** begin DATASET EXTRACT **

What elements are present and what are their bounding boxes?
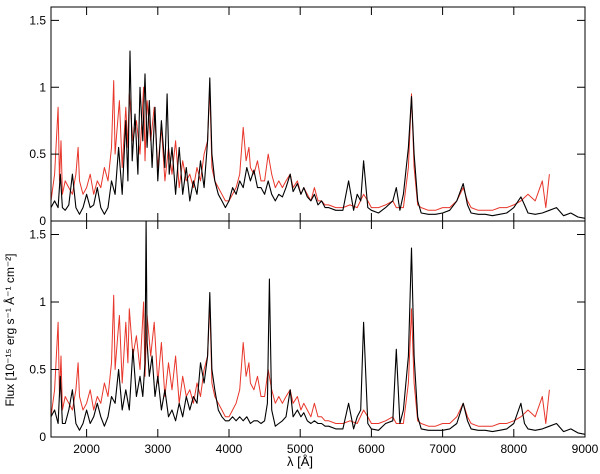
bottom-plot-area [50, 220, 586, 435]
bottom-x-tick-label: 8000 [500, 442, 527, 456]
bottom-series-observed [50, 294, 550, 427]
bottom-x-tick-label: 3000 [144, 442, 171, 456]
bottom-axes: 0 0.5 1 1.5 2000 3000 4000 5000 6000 7000 8000 9000 [29, 221, 599, 456]
x-axis-label: λ [Å] [287, 454, 313, 469]
bottom-y-tick-label: 1.5 [29, 228, 46, 242]
top-y-tick-label: 1 [39, 80, 46, 94]
top-panel: 0 0.5 1 1.5 [29, 6, 586, 228]
bottom-y-tick-label: 0 [39, 430, 46, 444]
top-plot-area [50, 50, 586, 219]
top-y-tick-label: 0.5 [29, 147, 46, 161]
bottom-panel-frame [50, 220, 586, 438]
bottom-y-tick-label: 1 [39, 295, 46, 309]
bottom-panel: 0 0.5 1 1.5 2000 3000 4000 5000 6000 7000 8000 9000 [29, 220, 599, 456]
bottom-x-tick-label: 5000 [287, 442, 314, 456]
top-y-tick-label: 0 [39, 214, 46, 228]
y-axis-label: Flux [10⁻¹⁵ erg s⁻¹ Å⁻¹ cm⁻²] [2, 254, 17, 407]
bottom-x-tick-label: 6000 [358, 442, 385, 456]
bottom-series-model [50, 220, 586, 435]
bottom-y-tick-label: 0.5 [29, 363, 46, 377]
bottom-x-tick-label: 4000 [216, 442, 243, 456]
top-axes: 0 0.5 1 1.5 [29, 7, 586, 228]
top-series-model [50, 50, 586, 219]
bottom-x-tick-label: 2000 [73, 442, 100, 456]
bottom-x-tick-label: 9000 [572, 442, 599, 456]
bottom-x-tick-label: 7000 [429, 442, 456, 456]
top-y-tick-label: 1.5 [29, 13, 46, 27]
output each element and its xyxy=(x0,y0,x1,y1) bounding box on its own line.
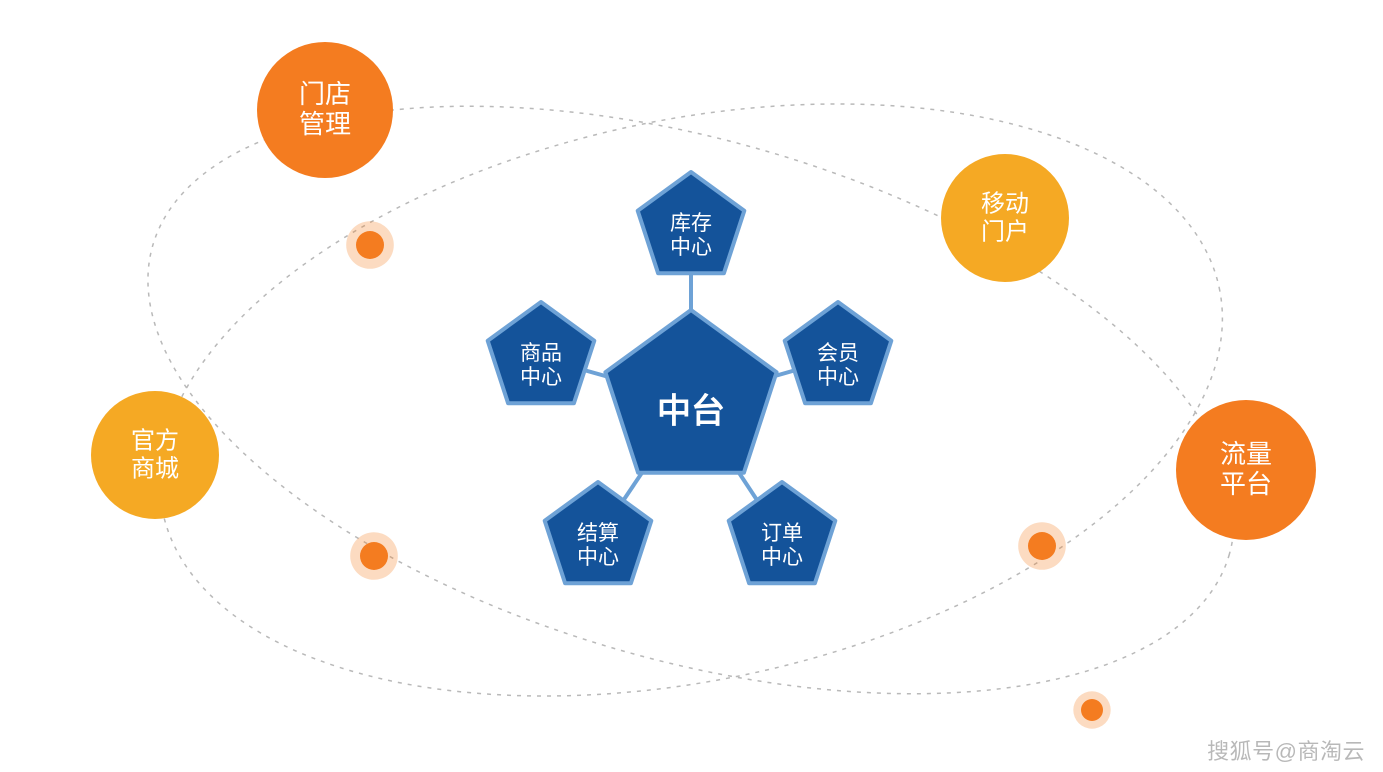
diagram-stage: 中台 库存中心 会员中心 订单中心 结算中心 商品中心 门店管理 移动门户 流量… xyxy=(0,0,1383,772)
outer-circle-label-official: 官方商城 xyxy=(131,427,179,482)
outer-circle-label-mobile: 移动门户 xyxy=(981,190,1029,245)
satellite-label-order: 订单中心 xyxy=(761,522,803,570)
satellite-label-inventory: 库存中心 xyxy=(670,212,712,260)
satellite-label-settlement: 结算中心 xyxy=(577,522,619,570)
outer-circle-label-store: 门店管理 xyxy=(299,80,351,140)
satellite-label-product: 商品中心 xyxy=(520,342,562,390)
outer-circle-label-traffic: 流量平台 xyxy=(1220,440,1272,500)
diagram-svg xyxy=(0,0,1383,772)
center-pentagon-label: 中台 xyxy=(657,392,725,431)
watermark-text: 搜狐号@商淘云 xyxy=(1207,734,1365,766)
satellite-label-member: 会员中心 xyxy=(817,342,859,390)
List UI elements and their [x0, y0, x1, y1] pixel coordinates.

** end DATASET EXTRACT **

◆ SHORT PROBLEM
Extract every line of the entries above verbatim, in their original order, omitting the picture markers.

◆ REPLY TO THE EXERCISE
What elements are present and what are their bounding boxes?
bottom-plot-area [50, 220, 586, 435]
bottom-x-tick-label: 8000 [500, 442, 527, 456]
bottom-series-observed [50, 294, 550, 427]
bottom-x-tick-label: 3000 [144, 442, 171, 456]
bottom-axes: 0 0.5 1 1.5 2000 3000 4000 5000 6000 7000 8000 9000 [29, 221, 599, 456]
x-axis-label: λ [Å] [287, 454, 313, 469]
bottom-y-tick-label: 1.5 [29, 228, 46, 242]
top-y-tick-label: 1 [39, 80, 46, 94]
top-panel: 0 0.5 1 1.5 [29, 6, 586, 228]
bottom-y-tick-label: 0 [39, 430, 46, 444]
top-plot-area [50, 50, 586, 219]
top-y-tick-label: 0.5 [29, 147, 46, 161]
bottom-panel-frame [50, 220, 586, 438]
bottom-y-tick-label: 1 [39, 295, 46, 309]
bottom-panel: 0 0.5 1 1.5 2000 3000 4000 5000 6000 7000 8000 9000 [29, 220, 599, 456]
bottom-x-tick-label: 5000 [287, 442, 314, 456]
top-y-tick-label: 0 [39, 214, 46, 228]
y-axis-label: Flux [10⁻¹⁵ erg s⁻¹ Å⁻¹ cm⁻²] [2, 254, 17, 407]
bottom-x-tick-label: 6000 [358, 442, 385, 456]
bottom-series-model [50, 220, 586, 435]
bottom-y-tick-label: 0.5 [29, 363, 46, 377]
bottom-x-tick-label: 4000 [216, 442, 243, 456]
top-axes: 0 0.5 1 1.5 [29, 7, 586, 228]
top-series-model [50, 50, 586, 219]
bottom-x-tick-label: 2000 [73, 442, 100, 456]
bottom-x-tick-label: 9000 [572, 442, 599, 456]
bottom-x-tick-label: 7000 [429, 442, 456, 456]
top-y-tick-label: 1.5 [29, 13, 46, 27]
output each element and its xyxy=(x0,y0,x1,y1) bounding box on its own line.
diagram-stage: 中台 库存中心 会员中心 订单中心 结算中心 商品中心 门店管理 移动门户 流量… xyxy=(0,0,1383,772)
outer-circle-label-official: 官方商城 xyxy=(131,427,179,482)
outer-circle-label-mobile: 移动门户 xyxy=(981,190,1029,245)
satellite-label-order: 订单中心 xyxy=(761,522,803,570)
satellite-label-inventory: 库存中心 xyxy=(670,212,712,260)
satellite-label-settlement: 结算中心 xyxy=(577,522,619,570)
outer-circle-label-store: 门店管理 xyxy=(299,80,351,140)
satellite-label-product: 商品中心 xyxy=(520,342,562,390)
outer-circle-label-traffic: 流量平台 xyxy=(1220,440,1272,500)
diagram-svg xyxy=(0,0,1383,772)
center-pentagon-label: 中台 xyxy=(657,392,725,431)
watermark-text: 搜狐号@商淘云 xyxy=(1207,734,1365,766)
satellite-label-member: 会员中心 xyxy=(817,342,859,390)
List UI elements and their [x0, y0, x1, y1] pixel coordinates.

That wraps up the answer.